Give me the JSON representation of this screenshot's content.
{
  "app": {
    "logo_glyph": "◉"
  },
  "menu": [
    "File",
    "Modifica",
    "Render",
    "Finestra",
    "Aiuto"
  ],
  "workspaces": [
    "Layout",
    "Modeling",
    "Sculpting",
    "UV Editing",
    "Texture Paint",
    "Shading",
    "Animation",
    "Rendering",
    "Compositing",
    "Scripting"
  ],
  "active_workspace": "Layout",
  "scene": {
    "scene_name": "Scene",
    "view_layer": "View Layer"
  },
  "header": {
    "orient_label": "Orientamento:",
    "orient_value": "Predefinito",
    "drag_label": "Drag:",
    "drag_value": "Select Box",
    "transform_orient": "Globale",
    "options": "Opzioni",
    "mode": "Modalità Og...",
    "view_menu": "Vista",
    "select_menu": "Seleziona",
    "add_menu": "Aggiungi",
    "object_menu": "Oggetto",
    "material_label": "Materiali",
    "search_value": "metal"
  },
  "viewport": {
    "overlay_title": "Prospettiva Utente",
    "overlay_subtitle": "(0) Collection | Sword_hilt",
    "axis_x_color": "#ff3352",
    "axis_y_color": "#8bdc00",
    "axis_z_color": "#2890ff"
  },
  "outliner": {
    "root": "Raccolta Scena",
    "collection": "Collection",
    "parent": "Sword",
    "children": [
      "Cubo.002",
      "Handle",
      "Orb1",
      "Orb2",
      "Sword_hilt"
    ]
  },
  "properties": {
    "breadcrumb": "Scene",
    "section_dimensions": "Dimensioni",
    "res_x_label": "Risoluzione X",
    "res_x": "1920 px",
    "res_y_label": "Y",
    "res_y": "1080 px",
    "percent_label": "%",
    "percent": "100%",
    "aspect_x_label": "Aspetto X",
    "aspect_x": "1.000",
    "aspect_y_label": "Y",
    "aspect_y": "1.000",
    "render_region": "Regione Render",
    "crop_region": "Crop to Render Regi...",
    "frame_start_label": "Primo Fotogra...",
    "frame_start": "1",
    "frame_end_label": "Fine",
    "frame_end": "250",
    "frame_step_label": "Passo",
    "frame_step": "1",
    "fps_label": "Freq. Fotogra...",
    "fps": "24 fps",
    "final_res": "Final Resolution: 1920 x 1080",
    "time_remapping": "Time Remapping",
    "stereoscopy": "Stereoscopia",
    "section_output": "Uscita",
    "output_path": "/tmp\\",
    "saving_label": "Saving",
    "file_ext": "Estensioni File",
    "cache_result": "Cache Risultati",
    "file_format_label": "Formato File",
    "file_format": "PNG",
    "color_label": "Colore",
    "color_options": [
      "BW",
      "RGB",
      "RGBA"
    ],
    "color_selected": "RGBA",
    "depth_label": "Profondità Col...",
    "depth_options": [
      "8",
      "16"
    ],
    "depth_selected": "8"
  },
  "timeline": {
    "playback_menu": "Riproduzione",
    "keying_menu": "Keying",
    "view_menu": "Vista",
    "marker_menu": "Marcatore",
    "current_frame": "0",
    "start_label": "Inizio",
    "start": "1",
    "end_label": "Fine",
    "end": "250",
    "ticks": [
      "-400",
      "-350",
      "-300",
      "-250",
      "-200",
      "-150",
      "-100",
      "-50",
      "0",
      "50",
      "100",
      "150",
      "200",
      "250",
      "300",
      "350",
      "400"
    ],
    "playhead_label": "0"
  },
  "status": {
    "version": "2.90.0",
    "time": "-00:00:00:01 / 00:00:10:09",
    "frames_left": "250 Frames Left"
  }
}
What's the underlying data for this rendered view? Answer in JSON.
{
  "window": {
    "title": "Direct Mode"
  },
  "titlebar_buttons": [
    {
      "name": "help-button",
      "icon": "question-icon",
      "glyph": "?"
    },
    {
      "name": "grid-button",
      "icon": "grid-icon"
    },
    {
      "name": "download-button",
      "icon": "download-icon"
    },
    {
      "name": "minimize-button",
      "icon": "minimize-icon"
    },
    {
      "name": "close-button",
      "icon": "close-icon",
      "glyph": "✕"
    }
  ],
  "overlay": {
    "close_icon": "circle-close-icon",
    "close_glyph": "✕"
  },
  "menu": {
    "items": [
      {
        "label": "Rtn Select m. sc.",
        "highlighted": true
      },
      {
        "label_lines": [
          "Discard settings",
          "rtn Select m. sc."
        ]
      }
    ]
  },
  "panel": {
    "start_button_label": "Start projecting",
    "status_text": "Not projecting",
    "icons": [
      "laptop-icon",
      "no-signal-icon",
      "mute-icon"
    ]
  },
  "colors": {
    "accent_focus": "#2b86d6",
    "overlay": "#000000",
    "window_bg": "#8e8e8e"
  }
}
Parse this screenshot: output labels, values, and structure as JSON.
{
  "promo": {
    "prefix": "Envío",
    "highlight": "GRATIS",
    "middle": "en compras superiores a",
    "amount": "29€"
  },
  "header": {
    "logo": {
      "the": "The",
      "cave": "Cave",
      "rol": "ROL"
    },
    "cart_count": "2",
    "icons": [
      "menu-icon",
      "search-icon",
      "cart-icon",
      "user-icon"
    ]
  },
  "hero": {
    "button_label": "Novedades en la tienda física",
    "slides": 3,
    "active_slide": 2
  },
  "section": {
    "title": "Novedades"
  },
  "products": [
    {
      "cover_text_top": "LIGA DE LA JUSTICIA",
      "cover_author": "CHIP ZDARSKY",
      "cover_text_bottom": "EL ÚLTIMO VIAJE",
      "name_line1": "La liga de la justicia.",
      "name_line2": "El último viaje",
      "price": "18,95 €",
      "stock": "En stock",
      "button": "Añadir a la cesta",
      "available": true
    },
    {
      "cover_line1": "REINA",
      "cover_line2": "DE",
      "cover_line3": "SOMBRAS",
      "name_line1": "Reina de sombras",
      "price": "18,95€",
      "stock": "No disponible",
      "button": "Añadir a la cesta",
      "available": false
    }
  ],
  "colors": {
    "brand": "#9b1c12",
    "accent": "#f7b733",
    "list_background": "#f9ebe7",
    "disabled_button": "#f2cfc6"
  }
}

_ _ _ _

- GIVEN EXERCISE
Search the data for the word "JSON" and copy each line where it appears.

- TASK RESPONSE
Give me the JSON representation of this screenshot's content.
What's the underlying data for this rendered view? Answer in JSON.
Parse this screenshot: output labels, values, and structure as JSON.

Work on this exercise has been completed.